INPUT MATERIAL
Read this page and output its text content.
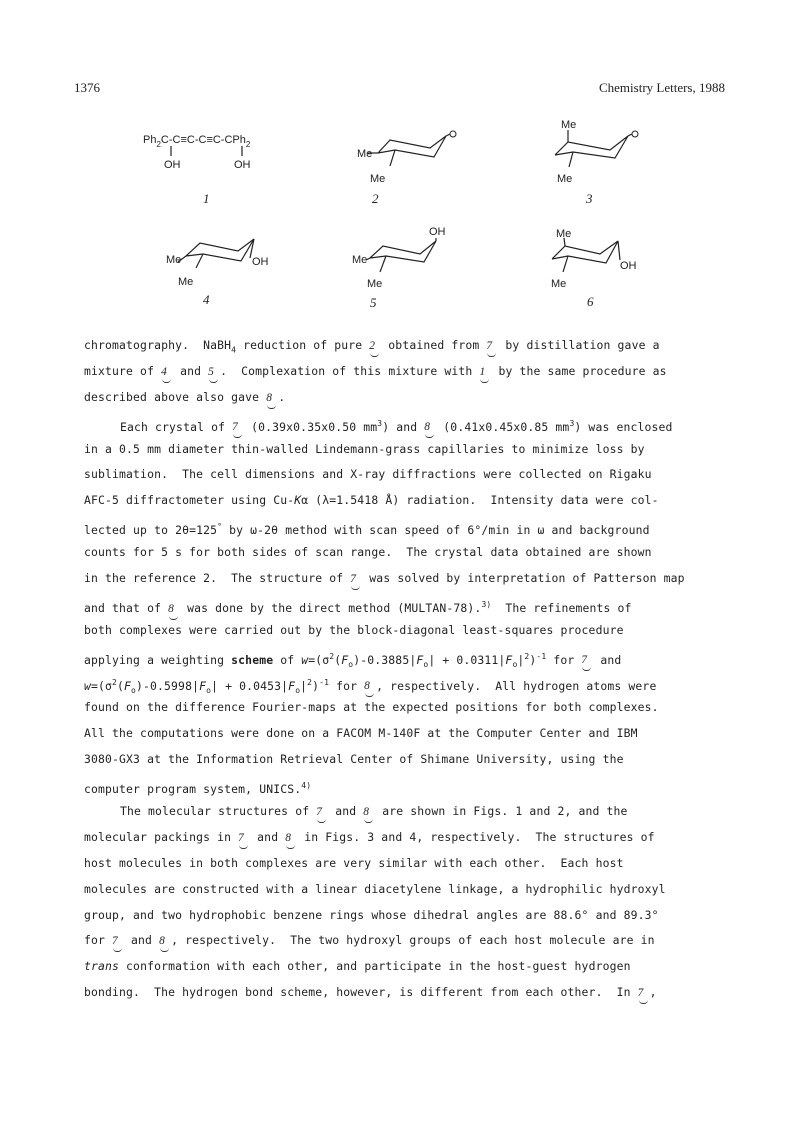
1376	Chemistry Letters, 1988
$Ph_2C-C\equiv C-C\equiv C-CPh_2$
OH	OH
1
Me
Me
2
Me
Me
3
Me
Me
OH
4
OH
Me
Me
5
Me
OH
Me
6
chromatography.  NaBH$_4$ reduction of pure 2 obtained from 7 by distillation gave a
mixture of 4 and 5 .  Complexation of this mixture with 1 by the same procedure as
described above also gave 8 .
Each crystal of 7 (0.39x0.35x0.50 $mm^3$) and 8 (0.41x0.45x0.85 $mm^3$) was enclosed
in a 0.5 mm diameter thin-walled Lindemann-grass capillaries to minimize loss by
sublimation.  The cell dimensions and X-ray diffractions were collected on Rigaku
AFC-5 diffractometer using Cu-Kα (λ=1.5418 Å) radiation.  Intensity data were col-
lected up to 2θ=125° by ω-2θ method with scan speed of 6°/min in ω and background
counts for 5 s for both sides of scan range.  The crystal data obtained are shown
in the reference 2.  The structure of 7 was solved by interpretation of Patterson map
and that of 8 was done by the direct method (MULTAN-78).$^{3)}$  The refinements of
both complexes were carried out by the block-diagonal least-squares procedure
applying a weighting scheme of $w=(\sigma^2(F_o)-0.3885|F_o| + 0.0311|F_o|^2)^{-1}$ for 7 and
$w=(\sigma^2(F_o)-0.5998|F_o| + 0.0453|F_o|^2)^{-1}$ for 8 , respectively.  All hydrogen atoms were
found on the difference Fourier-maps at the expected positions for both complexes.
All the computations were done on a FACOM M-140F at the Computer Center and IBM
3080-GX3 at the Information Retrieval Center of Shimane University, using the
computer program system, UNICS.$^{4)}$
The molecular structures of 7 and 8 are shown in Figs. 1 and 2, and the
molecular packings in 7 and 8 in Figs. 3 and 4, respectively.  The structures of
host molecules in both complexes are very similar with each other.  Each host
molecules are constructed with a linear diacetylene linkage, a hydrophilic hydroxyl
group, and two hydrophobic benzene rings whose dihedral angles are 88.6° and 89.3°
for 7 and 8 , respectively.  The two hydroxyl groups of each host molecule are in
trans conformation with each other, and participate in the host-guest hydrogen
bonding.  The hydrogen bond scheme, however, is different from each other.  In 7 ,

WHAT YOU SHOULD DO
Pick out the lines containing the string "crystal" and show them.

ANSWER IN FULL
Each crystal of 7 (0.39x0.35x0.50 $mm^3$) and 8 (0.41x0.45x0.85 $mm^3$) was enclosed
counts for 5 s for both sides of scan range.  The crystal data obtained are shown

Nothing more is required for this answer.